— EXERCISE —
Write out exactly the lines running from the line that includes "Extract the structured" to the end of the data, both ends included, and nothing besides.

— Stored data —
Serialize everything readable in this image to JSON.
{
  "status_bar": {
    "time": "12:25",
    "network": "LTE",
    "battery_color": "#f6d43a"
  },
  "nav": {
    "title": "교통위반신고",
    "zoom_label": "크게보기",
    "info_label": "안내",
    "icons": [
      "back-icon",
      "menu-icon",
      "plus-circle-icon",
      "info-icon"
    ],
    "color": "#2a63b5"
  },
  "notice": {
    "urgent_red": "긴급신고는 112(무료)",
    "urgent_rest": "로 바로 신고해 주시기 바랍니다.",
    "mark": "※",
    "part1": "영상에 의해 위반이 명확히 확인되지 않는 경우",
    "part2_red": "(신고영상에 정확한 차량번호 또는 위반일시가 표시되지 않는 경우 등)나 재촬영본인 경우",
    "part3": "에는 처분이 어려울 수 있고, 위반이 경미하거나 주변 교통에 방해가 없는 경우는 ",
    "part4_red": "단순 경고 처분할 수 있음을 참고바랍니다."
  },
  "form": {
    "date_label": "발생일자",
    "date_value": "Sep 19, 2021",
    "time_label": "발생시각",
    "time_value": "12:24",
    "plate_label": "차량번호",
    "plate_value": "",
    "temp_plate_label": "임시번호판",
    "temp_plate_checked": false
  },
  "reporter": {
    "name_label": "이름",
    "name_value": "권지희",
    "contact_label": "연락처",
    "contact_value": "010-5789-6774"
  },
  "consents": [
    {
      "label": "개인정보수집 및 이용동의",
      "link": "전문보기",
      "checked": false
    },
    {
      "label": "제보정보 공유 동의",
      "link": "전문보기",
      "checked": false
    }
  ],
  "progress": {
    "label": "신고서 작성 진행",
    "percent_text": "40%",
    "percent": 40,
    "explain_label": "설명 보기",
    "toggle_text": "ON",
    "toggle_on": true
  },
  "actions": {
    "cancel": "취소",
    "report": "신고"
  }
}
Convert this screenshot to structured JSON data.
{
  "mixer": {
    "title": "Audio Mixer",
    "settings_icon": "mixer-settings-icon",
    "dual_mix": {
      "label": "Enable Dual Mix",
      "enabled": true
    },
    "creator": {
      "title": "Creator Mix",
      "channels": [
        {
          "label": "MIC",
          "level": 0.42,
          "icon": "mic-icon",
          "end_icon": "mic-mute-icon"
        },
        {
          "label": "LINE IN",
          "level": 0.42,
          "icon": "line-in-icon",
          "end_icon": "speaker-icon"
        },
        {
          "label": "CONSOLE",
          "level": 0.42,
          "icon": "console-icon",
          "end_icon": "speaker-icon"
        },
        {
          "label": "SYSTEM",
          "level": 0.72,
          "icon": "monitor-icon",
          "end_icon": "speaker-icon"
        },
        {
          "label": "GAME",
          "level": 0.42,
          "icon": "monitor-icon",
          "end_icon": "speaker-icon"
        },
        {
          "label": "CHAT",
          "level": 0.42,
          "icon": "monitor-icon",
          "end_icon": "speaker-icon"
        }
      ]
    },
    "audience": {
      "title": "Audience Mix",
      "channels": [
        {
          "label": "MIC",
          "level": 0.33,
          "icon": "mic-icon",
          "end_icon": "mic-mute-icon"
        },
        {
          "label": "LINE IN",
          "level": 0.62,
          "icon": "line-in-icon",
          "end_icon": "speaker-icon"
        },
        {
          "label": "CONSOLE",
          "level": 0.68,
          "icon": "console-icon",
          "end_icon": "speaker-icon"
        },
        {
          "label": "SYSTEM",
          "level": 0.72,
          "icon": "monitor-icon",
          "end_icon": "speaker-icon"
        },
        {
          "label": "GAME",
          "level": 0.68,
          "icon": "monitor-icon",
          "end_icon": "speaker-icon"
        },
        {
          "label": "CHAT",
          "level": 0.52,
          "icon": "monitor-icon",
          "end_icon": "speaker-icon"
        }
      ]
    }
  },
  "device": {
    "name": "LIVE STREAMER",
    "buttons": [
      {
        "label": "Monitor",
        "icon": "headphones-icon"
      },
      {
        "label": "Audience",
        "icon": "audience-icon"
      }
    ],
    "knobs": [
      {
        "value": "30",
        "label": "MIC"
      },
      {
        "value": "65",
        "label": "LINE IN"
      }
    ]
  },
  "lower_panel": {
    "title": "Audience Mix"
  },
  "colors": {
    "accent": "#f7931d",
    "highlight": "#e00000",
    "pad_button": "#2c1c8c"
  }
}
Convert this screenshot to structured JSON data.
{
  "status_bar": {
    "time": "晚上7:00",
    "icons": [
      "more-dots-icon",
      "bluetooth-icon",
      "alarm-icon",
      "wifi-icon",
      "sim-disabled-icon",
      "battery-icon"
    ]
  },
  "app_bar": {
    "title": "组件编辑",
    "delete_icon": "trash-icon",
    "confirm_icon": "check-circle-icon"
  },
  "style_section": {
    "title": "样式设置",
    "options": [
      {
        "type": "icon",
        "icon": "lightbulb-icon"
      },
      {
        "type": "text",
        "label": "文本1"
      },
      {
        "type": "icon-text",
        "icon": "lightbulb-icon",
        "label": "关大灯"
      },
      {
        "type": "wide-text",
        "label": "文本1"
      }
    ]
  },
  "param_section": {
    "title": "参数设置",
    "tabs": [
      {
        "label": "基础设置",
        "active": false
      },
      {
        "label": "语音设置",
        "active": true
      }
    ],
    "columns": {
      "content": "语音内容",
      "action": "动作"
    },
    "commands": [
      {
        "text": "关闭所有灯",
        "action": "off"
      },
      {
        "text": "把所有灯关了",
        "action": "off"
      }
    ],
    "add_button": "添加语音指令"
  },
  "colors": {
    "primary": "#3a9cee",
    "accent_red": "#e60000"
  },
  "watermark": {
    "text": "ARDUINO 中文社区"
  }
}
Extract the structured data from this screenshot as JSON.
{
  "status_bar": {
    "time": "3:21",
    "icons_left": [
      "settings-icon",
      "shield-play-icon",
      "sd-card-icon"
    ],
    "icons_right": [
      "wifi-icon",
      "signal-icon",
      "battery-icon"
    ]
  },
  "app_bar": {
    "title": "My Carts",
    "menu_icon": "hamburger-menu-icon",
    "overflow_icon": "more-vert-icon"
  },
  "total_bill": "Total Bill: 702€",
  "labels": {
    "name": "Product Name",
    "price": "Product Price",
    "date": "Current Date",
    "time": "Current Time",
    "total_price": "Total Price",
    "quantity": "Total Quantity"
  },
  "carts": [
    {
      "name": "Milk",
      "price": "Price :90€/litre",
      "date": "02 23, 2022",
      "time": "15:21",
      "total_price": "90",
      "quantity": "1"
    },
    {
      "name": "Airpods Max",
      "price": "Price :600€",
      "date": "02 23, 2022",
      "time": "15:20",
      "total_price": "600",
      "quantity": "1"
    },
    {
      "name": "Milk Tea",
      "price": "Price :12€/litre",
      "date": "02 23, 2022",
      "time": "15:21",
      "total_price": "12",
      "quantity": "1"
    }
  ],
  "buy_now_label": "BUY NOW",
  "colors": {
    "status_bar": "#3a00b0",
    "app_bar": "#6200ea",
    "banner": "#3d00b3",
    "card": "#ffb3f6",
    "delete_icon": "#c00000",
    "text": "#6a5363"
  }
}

— WRITTEN ANSWER —
Extract the structured data from this screenshot as JSON.
{
  "status_bar": {
    "time": "3:21",
    "icons_left": [
      "settings-icon",
      "shield-play-icon",
      "sd-card-icon"
    ],
    "icons_right": [
      "wifi-icon",
      "signal-icon",
      "battery-icon"
    ]
  },
  "app_bar": {
    "title": "My Carts",
    "menu_icon": "hamburger-menu-icon",
    "overflow_icon": "more-vert-icon"
  },
  "total_bill": "Total Bill: 702€",
  "labels": {
    "name": "Product Name",
    "price": "Product Price",
    "date": "Current Date",
    "time": "Current Time",
    "total_price": "Total Price",
    "quantity": "Total Quantity"
  },
  "carts": [
    {
      "name": "Milk",
      "price": "Price :90€/litre",
      "date": "02 23, 2022",
      "time": "15:21",
      "total_price": "90",
      "quantity": "1"
    },
    {
      "name": "Airpods Max",
      "price": "Price :600€",
      "date": "02 23, 2022",
      "time": "15:20",
      "total_price": "600",
      "quantity": "1"
    },
    {
      "name": "Milk Tea",
      "price": "Price :12€/litre",
      "date": "02 23, 2022",
      "time": "15:21",
      "total_price": "12",
      "quantity": "1"
    }
  ],
  "buy_now_label": "BUY NOW",
  "colors": {
    "status_bar": "#3a00b0",
    "app_bar": "#6200ea",
    "banner": "#3d00b3",
    "card": "#ffb3f6",
    "delete_icon": "#c00000",
    "text": "#6a5363"
  }
}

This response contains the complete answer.